**THE TASK**
Only the lines from the one with "Serialize everything readable" through the final line should be given again, exactly as they appear, minus the pictures.

(Dataset excerpt)

####################

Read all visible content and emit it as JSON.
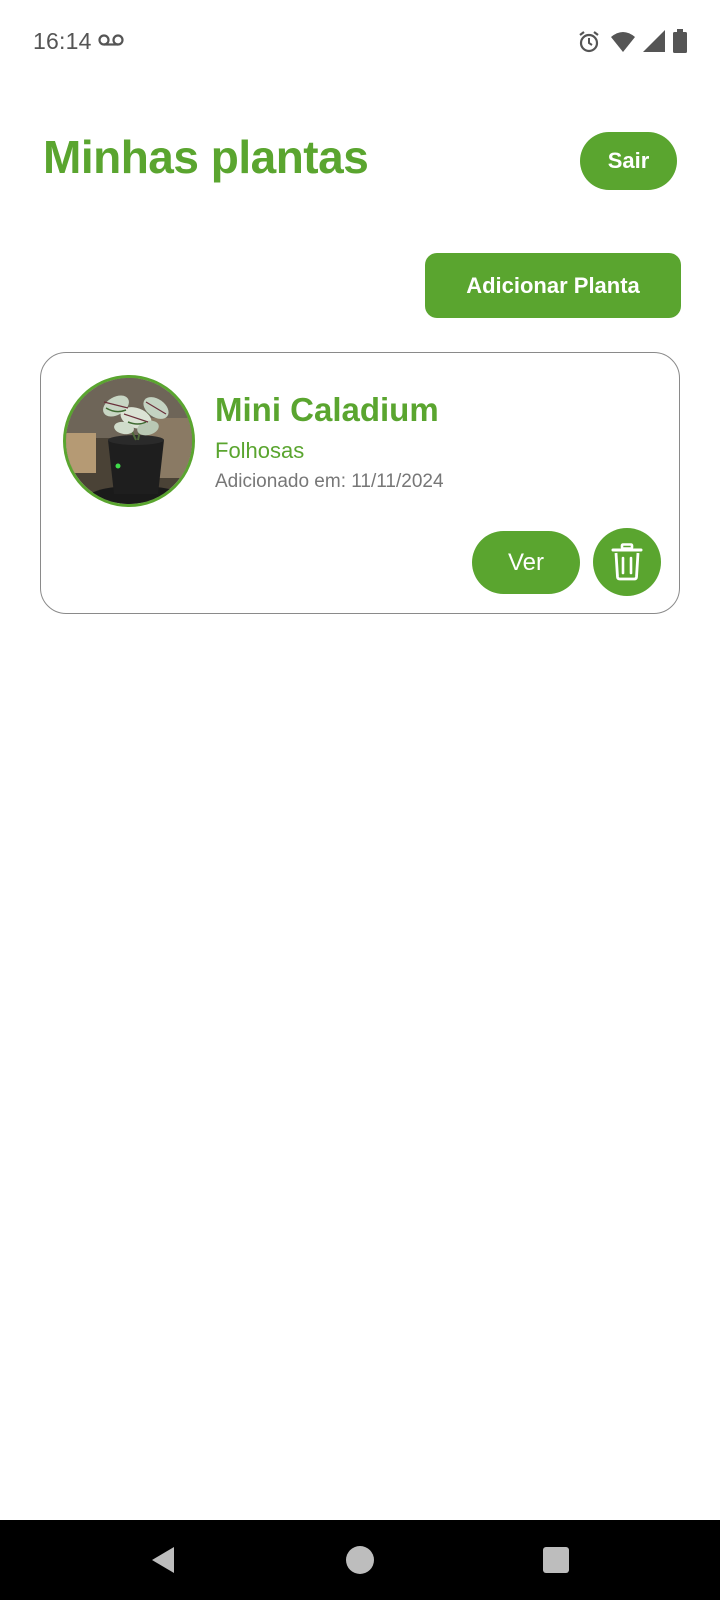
{
  "status_bar": {
    "time": "16:14",
    "icons": [
      "voicemail-icon",
      "alarm-icon",
      "wifi-icon",
      "cell-signal-icon",
      "battery-icon"
    ]
  },
  "header": {
    "title": "Minhas plantas",
    "logout_label": "Sair"
  },
  "actions": {
    "add_plant_label": "Adicionar Planta"
  },
  "plants": [
    {
      "name": "Mini Caladium",
      "category": "Folhosas",
      "added_label": "Adicionado em: 11/11/2024",
      "view_label": "Ver",
      "delete_icon": "trash-icon",
      "photo": "plant-photo"
    }
  ],
  "nav_bar": {
    "icons": [
      "back-icon",
      "home-icon",
      "recents-icon"
    ]
  },
  "colors": {
    "accent": "#5aa52f",
    "muted_text": "#777777",
    "card_border": "#8a8a8a"
  }
}
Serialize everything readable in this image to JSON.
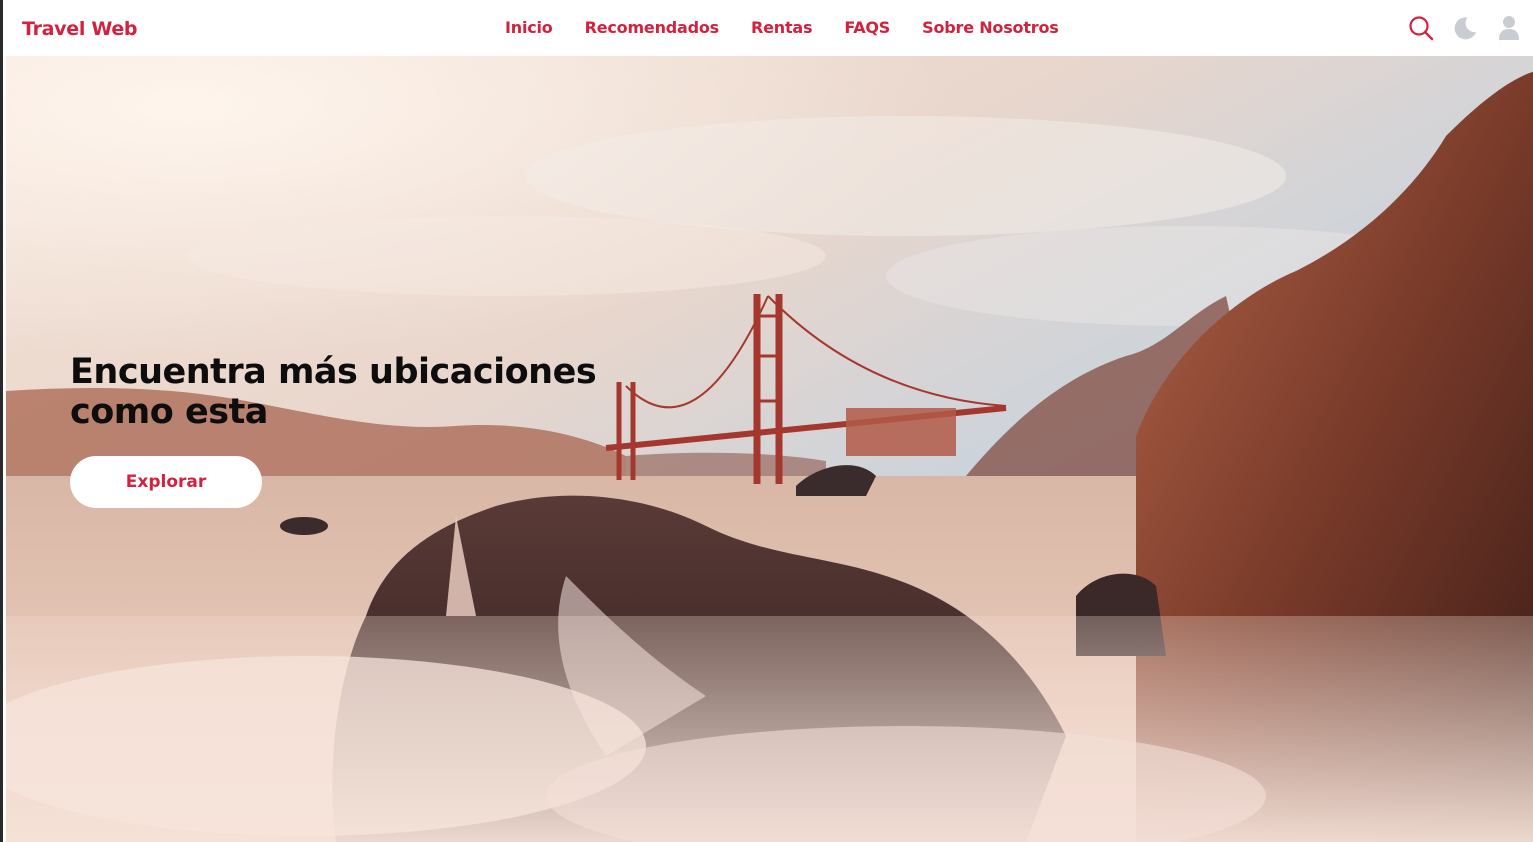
{
  "header": {
    "logo": "Travel Web",
    "nav": [
      "Inicio",
      "Recomendados",
      "Rentas",
      "FAQS",
      "Sobre Nosotros"
    ],
    "icons": [
      "search-icon",
      "moon-icon",
      "user-icon"
    ]
  },
  "hero": {
    "title": "Encuentra más ubicaciones como esta",
    "cta_label": "Explorar"
  },
  "colors": {
    "accent": "#d4213d",
    "icon_muted": "#c9ccd2",
    "title": "#0d0d0d"
  }
}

####################

**RESULT BELOW**
Serialize everything readable in this image to JSON.
{
  "header": {
    "logo": "Travel Web",
    "nav": [
      "Inicio",
      "Recomendados",
      "Rentas",
      "FAQS",
      "Sobre Nosotros"
    ],
    "icons": [
      "search-icon",
      "moon-icon",
      "user-icon"
    ]
  },
  "hero": {
    "title": "Encuentra más ubicaciones como esta",
    "cta_label": "Explorar"
  },
  "colors": {
    "accent": "#d4213d",
    "icon_muted": "#c9ccd2",
    "title": "#0d0d0d"
  }
}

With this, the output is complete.